:: Problem details ::
Please render every line of the records below as a Markdown table with two columns, Row and Line, numbering each row and skipping blank lines. Leave the pictures out.

++++ Records for this exercise

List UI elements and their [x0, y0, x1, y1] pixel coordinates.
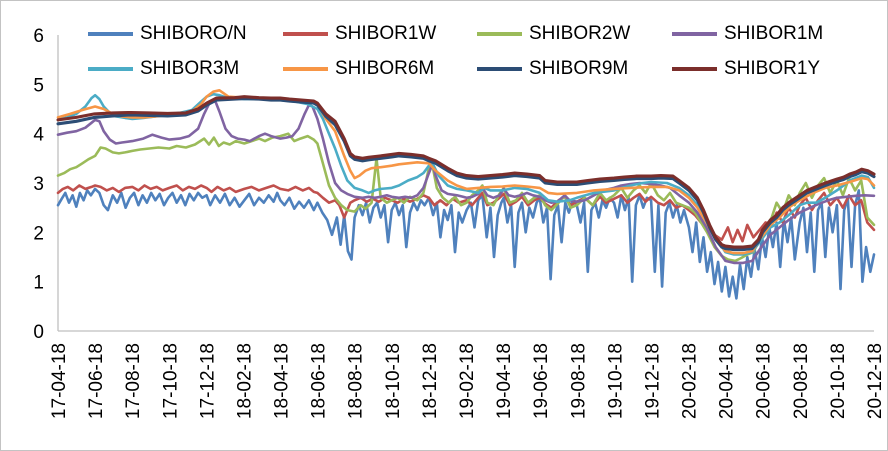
x-tick-label: 19-10-18 — [605, 343, 626, 419]
series-line-shibor6m — [56, 89, 876, 255]
y-tick-label: 3 — [33, 174, 44, 195]
legend-line-swatch — [477, 32, 522, 36]
legend-label: SHIBOR6M — [335, 58, 435, 79]
legend-item-shibor1w: SHIBOR1W — [283, 23, 436, 45]
x-tick-label: 19-02-18 — [457, 343, 478, 419]
x-tick-label: 17-10-18 — [160, 343, 181, 419]
x-tick-label: 20-02-18 — [680, 343, 701, 419]
y-tick-label: 4 — [33, 125, 44, 146]
legend-line-swatch — [283, 67, 328, 71]
x-tick-label: 17-06-18 — [86, 343, 107, 419]
legend-item-shibor9m: SHIBOR9M — [477, 58, 628, 80]
legend-line-swatch — [88, 32, 133, 36]
legend-label: SHIBOR1M — [724, 23, 824, 44]
legend-line-swatch — [672, 67, 717, 71]
x-tick-label: 18-12-18 — [420, 343, 441, 419]
x-tick-label: 17-04-18 — [49, 343, 70, 419]
x-tick-label: 19-08-18 — [568, 343, 589, 419]
x-tick-label: 18-08-18 — [346, 343, 367, 419]
y-tick-label: 1 — [33, 273, 44, 294]
series-line-shiboro-n — [56, 187, 876, 300]
legend-item-shibor3m: SHIBOR3M — [88, 58, 239, 80]
x-tick-label: 18-06-18 — [309, 343, 330, 419]
legend-label: SHIBOR1Y — [724, 58, 821, 79]
x-tick-label: 18-02-18 — [234, 343, 255, 419]
legend-label: SHIBOR9M — [529, 58, 629, 79]
x-tick-label: 17-12-18 — [197, 343, 218, 419]
legend-line-swatch — [283, 32, 328, 36]
legend-item-shiboro-n: SHIBORO/N — [88, 23, 247, 45]
legend-item-shibor2w: SHIBOR2W — [477, 23, 630, 45]
x-tick-label: 19-06-18 — [531, 343, 552, 419]
y-tick-label: 2 — [33, 223, 44, 244]
legend-label: SHIBOR3M — [140, 58, 240, 79]
legend-line-swatch — [672, 32, 717, 36]
x-tick-label: 19-04-18 — [494, 343, 515, 419]
series-line-shibor1m — [56, 97, 876, 265]
chart-legend: SHIBORO/N SHIBOR1W SHIBOR2W SHIBOR1M SHIBOR3… — [1, 1, 887, 101]
legend-label: SHIBORO/N — [140, 23, 247, 44]
x-tick-label: 20-04-18 — [717, 343, 738, 419]
x-tick-label: 17-08-18 — [123, 343, 144, 419]
y-tick-label: 6 — [33, 26, 44, 47]
x-tick-label: 20-10-18 — [828, 343, 849, 419]
x-tick-label: 20-08-18 — [791, 343, 812, 419]
legend-line-swatch — [88, 67, 133, 71]
series-line-shibor1y — [56, 95, 876, 249]
x-tick-label: 19-12-18 — [642, 343, 663, 419]
legend-label: SHIBOR1W — [335, 23, 437, 44]
legend-item-shibor1y: SHIBOR1Y — [672, 58, 820, 80]
legend-label: SHIBOR2W — [529, 23, 631, 44]
x-tick-label: 18-10-18 — [383, 343, 404, 419]
x-tick-label: 20-12-18 — [865, 343, 886, 419]
x-tick-label: 20-06-18 — [754, 343, 775, 419]
legend-item-shibor1m: SHIBOR1M — [672, 23, 823, 45]
y-tick-label: 5 — [33, 75, 44, 96]
x-tick-label: 18-04-18 — [272, 343, 293, 419]
legend-item-shibor6m: SHIBOR6M — [283, 58, 434, 80]
series-line-shibor2w — [56, 132, 876, 263]
legend-line-swatch — [477, 67, 522, 71]
series-line-shibor1w — [56, 184, 876, 244]
y-tick-label: 0 — [33, 322, 44, 343]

++++++++

:: Answer in full ::
| Row | Line |
|---|---|
| 1 | List UI elements and their [x0, y0, x1, y1] pixel coordinates. |
| 2 | x-tick-label: 19-10-18 — [605, 343, 626, 419] |
| 3 | series-line-shibor6m — [56, 89, 876, 255] |
| 4 | y-tick-label: 3 — [33, 174, 44, 195] |
| 5 | legend-line-swatch — [477, 32, 522, 36] |
| 6 | legend-label: SHIBOR6M — [335, 58, 435, 79] |
| 7 | legend-item-shibor1w: SHIBOR1W — [283, 23, 436, 45] |
| 8 | x-tick-label: 19-02-18 — [457, 343, 478, 419] |
| 9 | x-tick-label: 17-10-18 — [160, 343, 181, 419] |
| 10 | x-tick-label: 20-02-18 — [680, 343, 701, 419] |
| 11 | y-tick-label: 4 — [33, 125, 44, 146] |
| 12 | legend-line-swatch — [283, 67, 328, 71] |
| 13 | x-tick-label: 17-06-18 — [86, 343, 107, 419] |
| 14 | legend-item-shibor9m: SHIBOR9M — [477, 58, 628, 80] |
| 15 | legend-line-swatch — [88, 32, 133, 36] |
| 16 | legend-label: SHIBOR1M — [724, 23, 824, 44] |
| 17 | legend-line-swatch — [672, 67, 717, 71] |
| 18 | x-tick-label: 18-12-18 — [420, 343, 441, 419] |
| 19 | x-tick-label: 17-04-18 — [49, 343, 70, 419] |
| 20 | x-tick-label: 19-08-18 — [568, 343, 589, 419] |
| 21 | x-tick-label: 18-08-18 — [346, 343, 367, 419] |
| 22 | y-tick-label: 1 — [33, 273, 44, 294] |
| 23 | series-line-shiboro-n — [56, 187, 876, 300] |
| 24 | legend-item-shibor3m: SHIBOR3M — [88, 58, 239, 80] |
| 25 | x-tick-label: 18-06-18 — [309, 343, 330, 419] |
| 26 | legend-label: SHIBOR1Y — [724, 58, 821, 79] |
| 27 | x-tick-label: 18-02-18 — [234, 343, 255, 419] |
| 28 | legend-label: SHIBOR9M — [529, 58, 629, 79] |
| 29 | x-tick-label: 17-12-18 — [197, 343, 218, 419] |
| 30 | legend-line-swatch — [283, 32, 328, 36] |
| 31 | legend-item-shiboro-n: SHIBORO/N — [88, 23, 247, 45] |
| 32 | legend-item-shibor2w: SHIBOR2W — [477, 23, 630, 45] |
| 33 | x-tick-label: 19-06-18 — [531, 343, 552, 419] |
| 34 | y-tick-label: 2 — [33, 223, 44, 244] |
| 35 | legend-label: SHIBOR3M — [140, 58, 240, 79] |
| 36 | legend-line-swatch — [672, 32, 717, 36] |
| 37 | x-tick-label: 19-04-18 — [494, 343, 515, 419] |
| 38 | series-line-shibor1m — [56, 97, 876, 265] |
| 39 | chart-legend: SHIBORO/N SHIBOR1W SHIBOR2W SHIBOR1M SHIBOR3… — [1, 1, 887, 101] |
| 40 | legend-label: SHIBORO/N — [140, 23, 247, 44] |
| 41 | x-tick-label: 20-04-18 — [717, 343, 738, 419] |
| 42 | x-tick-label: 17-08-18 — [123, 343, 144, 419] |
| 43 | y-tick-label: 6 — [33, 26, 44, 47] |
| 44 | x-tick-label: 20-10-18 — [828, 343, 849, 419] |
| 45 | x-tick-label: 20-08-18 — [791, 343, 812, 419] |
| 46 | legend-line-swatch — [88, 67, 133, 71] |
| 47 | series-line-shibor1y — [56, 95, 876, 249] |
| 48 | x-tick-label: 19-12-18 — [642, 343, 663, 419] |
| 49 | legend-label: SHIBOR1W — [335, 23, 437, 44] |
| 50 | legend-item-shibor1y: SHIBOR1Y — [672, 58, 820, 80] |
| 51 | legend-label: SHIBOR2W — [529, 23, 631, 44] |
| 52 | x-tick-label: 18-10-18 — [383, 343, 404, 419] |
| 53 | x-tick-label: 20-12-18 — [865, 343, 886, 419] |
| 54 | x-tick-label: 20-06-18 — [754, 343, 775, 419] |
| 55 | legend-item-shibor1m: SHIBOR1M — [672, 23, 823, 45] |
| 56 | y-tick-label: 5 — [33, 75, 44, 96] |
| 57 | x-tick-label: 18-04-18 — [272, 343, 293, 419] |
| 58 | legend-item-shibor6m: SHIBOR6M — [283, 58, 434, 80] |
| 59 | series-line-shibor2w — [56, 132, 876, 263] |
| 60 | legend-line-swatch — [477, 67, 522, 71] |
| 61 | series-line-shibor1w — [56, 184, 876, 244] |
| 62 | y-tick-label: 0 — [33, 322, 44, 343] |